> **Exercise task**
Do not copy the pictures; transcribe all other material exactly.

Dataset excerpts

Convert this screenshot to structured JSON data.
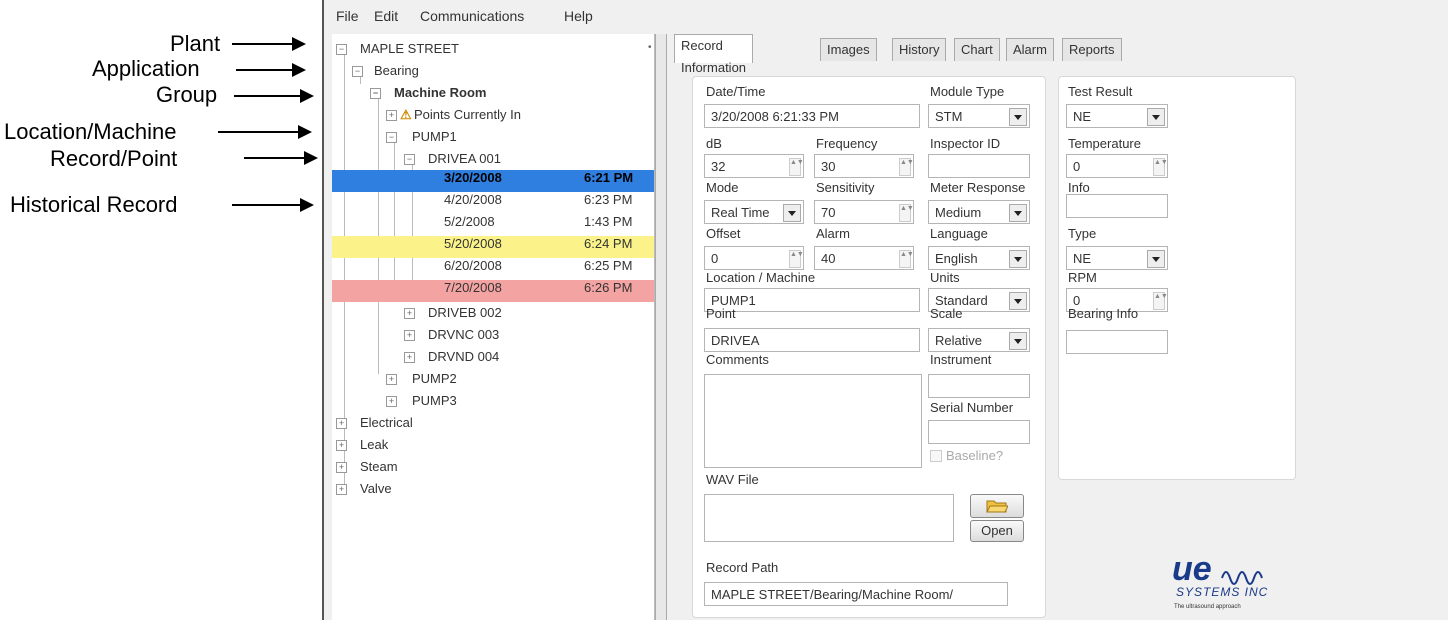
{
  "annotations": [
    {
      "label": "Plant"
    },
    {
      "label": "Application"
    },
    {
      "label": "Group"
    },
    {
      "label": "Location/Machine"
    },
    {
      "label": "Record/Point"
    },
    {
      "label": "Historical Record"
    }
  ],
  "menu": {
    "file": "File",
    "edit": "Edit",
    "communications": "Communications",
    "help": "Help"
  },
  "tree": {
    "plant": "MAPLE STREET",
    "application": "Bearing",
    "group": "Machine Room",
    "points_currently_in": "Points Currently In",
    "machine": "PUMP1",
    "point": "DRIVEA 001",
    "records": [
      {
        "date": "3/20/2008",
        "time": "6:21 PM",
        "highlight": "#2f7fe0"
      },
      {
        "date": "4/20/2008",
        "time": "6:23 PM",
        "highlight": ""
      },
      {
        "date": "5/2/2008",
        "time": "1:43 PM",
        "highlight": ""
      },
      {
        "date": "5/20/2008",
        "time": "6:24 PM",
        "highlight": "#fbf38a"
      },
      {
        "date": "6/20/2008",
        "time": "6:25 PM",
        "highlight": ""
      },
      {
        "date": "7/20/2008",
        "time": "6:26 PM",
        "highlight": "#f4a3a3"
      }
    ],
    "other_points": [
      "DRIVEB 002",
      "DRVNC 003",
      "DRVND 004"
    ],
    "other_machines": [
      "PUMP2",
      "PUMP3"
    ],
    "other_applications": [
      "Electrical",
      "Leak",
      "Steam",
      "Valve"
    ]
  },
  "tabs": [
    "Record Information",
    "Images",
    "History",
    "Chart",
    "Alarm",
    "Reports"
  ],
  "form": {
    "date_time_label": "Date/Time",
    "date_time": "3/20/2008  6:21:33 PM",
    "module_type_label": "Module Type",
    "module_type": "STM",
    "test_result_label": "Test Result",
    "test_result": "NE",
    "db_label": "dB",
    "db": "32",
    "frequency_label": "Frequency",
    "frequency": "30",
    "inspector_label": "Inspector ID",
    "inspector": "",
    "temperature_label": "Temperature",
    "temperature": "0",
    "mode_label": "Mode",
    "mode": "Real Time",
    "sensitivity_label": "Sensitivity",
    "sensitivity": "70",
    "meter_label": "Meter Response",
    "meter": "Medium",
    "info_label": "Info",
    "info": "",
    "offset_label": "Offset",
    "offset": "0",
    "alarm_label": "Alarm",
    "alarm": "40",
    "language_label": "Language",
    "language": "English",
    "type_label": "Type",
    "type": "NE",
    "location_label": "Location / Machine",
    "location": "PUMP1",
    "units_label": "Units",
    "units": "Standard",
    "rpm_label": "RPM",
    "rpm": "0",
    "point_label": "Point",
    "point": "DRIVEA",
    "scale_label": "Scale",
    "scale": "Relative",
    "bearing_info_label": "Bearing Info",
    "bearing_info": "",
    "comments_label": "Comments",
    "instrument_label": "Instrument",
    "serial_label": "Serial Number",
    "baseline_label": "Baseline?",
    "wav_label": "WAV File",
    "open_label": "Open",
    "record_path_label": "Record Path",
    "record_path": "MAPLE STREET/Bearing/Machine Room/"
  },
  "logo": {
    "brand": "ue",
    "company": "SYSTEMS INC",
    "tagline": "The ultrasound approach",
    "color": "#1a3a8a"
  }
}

> **Exercise solution**
Convert this screenshot to structured JSON data.
{
  "annotations": [
    {
      "label": "Plant"
    },
    {
      "label": "Application"
    },
    {
      "label": "Group"
    },
    {
      "label": "Location/Machine"
    },
    {
      "label": "Record/Point"
    },
    {
      "label": "Historical Record"
    }
  ],
  "menu": {
    "file": "File",
    "edit": "Edit",
    "communications": "Communications",
    "help": "Help"
  },
  "tree": {
    "plant": "MAPLE STREET",
    "application": "Bearing",
    "group": "Machine Room",
    "points_currently_in": "Points Currently In",
    "machine": "PUMP1",
    "point": "DRIVEA 001",
    "records": [
      {
        "date": "3/20/2008",
        "time": "6:21 PM",
        "highlight": "#2f7fe0"
      },
      {
        "date": "4/20/2008",
        "time": "6:23 PM",
        "highlight": ""
      },
      {
        "date": "5/2/2008",
        "time": "1:43 PM",
        "highlight": ""
      },
      {
        "date": "5/20/2008",
        "time": "6:24 PM",
        "highlight": "#fbf38a"
      },
      {
        "date": "6/20/2008",
        "time": "6:25 PM",
        "highlight": ""
      },
      {
        "date": "7/20/2008",
        "time": "6:26 PM",
        "highlight": "#f4a3a3"
      }
    ],
    "other_points": [
      "DRIVEB 002",
      "DRVNC 003",
      "DRVND 004"
    ],
    "other_machines": [
      "PUMP2",
      "PUMP3"
    ],
    "other_applications": [
      "Electrical",
      "Leak",
      "Steam",
      "Valve"
    ]
  },
  "tabs": [
    "Record Information",
    "Images",
    "History",
    "Chart",
    "Alarm",
    "Reports"
  ],
  "form": {
    "date_time_label": "Date/Time",
    "date_time": "3/20/2008  6:21:33 PM",
    "module_type_label": "Module Type",
    "module_type": "STM",
    "test_result_label": "Test Result",
    "test_result": "NE",
    "db_label": "dB",
    "db": "32",
    "frequency_label": "Frequency",
    "frequency": "30",
    "inspector_label": "Inspector ID",
    "inspector": "",
    "temperature_label": "Temperature",
    "temperature": "0",
    "mode_label": "Mode",
    "mode": "Real Time",
    "sensitivity_label": "Sensitivity",
    "sensitivity": "70",
    "meter_label": "Meter Response",
    "meter": "Medium",
    "info_label": "Info",
    "info": "",
    "offset_label": "Offset",
    "offset": "0",
    "alarm_label": "Alarm",
    "alarm": "40",
    "language_label": "Language",
    "language": "English",
    "type_label": "Type",
    "type": "NE",
    "location_label": "Location / Machine",
    "location": "PUMP1",
    "units_label": "Units",
    "units": "Standard",
    "rpm_label": "RPM",
    "rpm": "0",
    "point_label": "Point",
    "point": "DRIVEA",
    "scale_label": "Scale",
    "scale": "Relative",
    "bearing_info_label": "Bearing Info",
    "bearing_info": "",
    "comments_label": "Comments",
    "instrument_label": "Instrument",
    "serial_label": "Serial Number",
    "baseline_label": "Baseline?",
    "wav_label": "WAV File",
    "open_label": "Open",
    "record_path_label": "Record Path",
    "record_path": "MAPLE STREET/Bearing/Machine Room/"
  },
  "logo": {
    "brand": "ue",
    "company": "SYSTEMS INC",
    "tagline": "The ultrasound approach",
    "color": "#1a3a8a"
  }
}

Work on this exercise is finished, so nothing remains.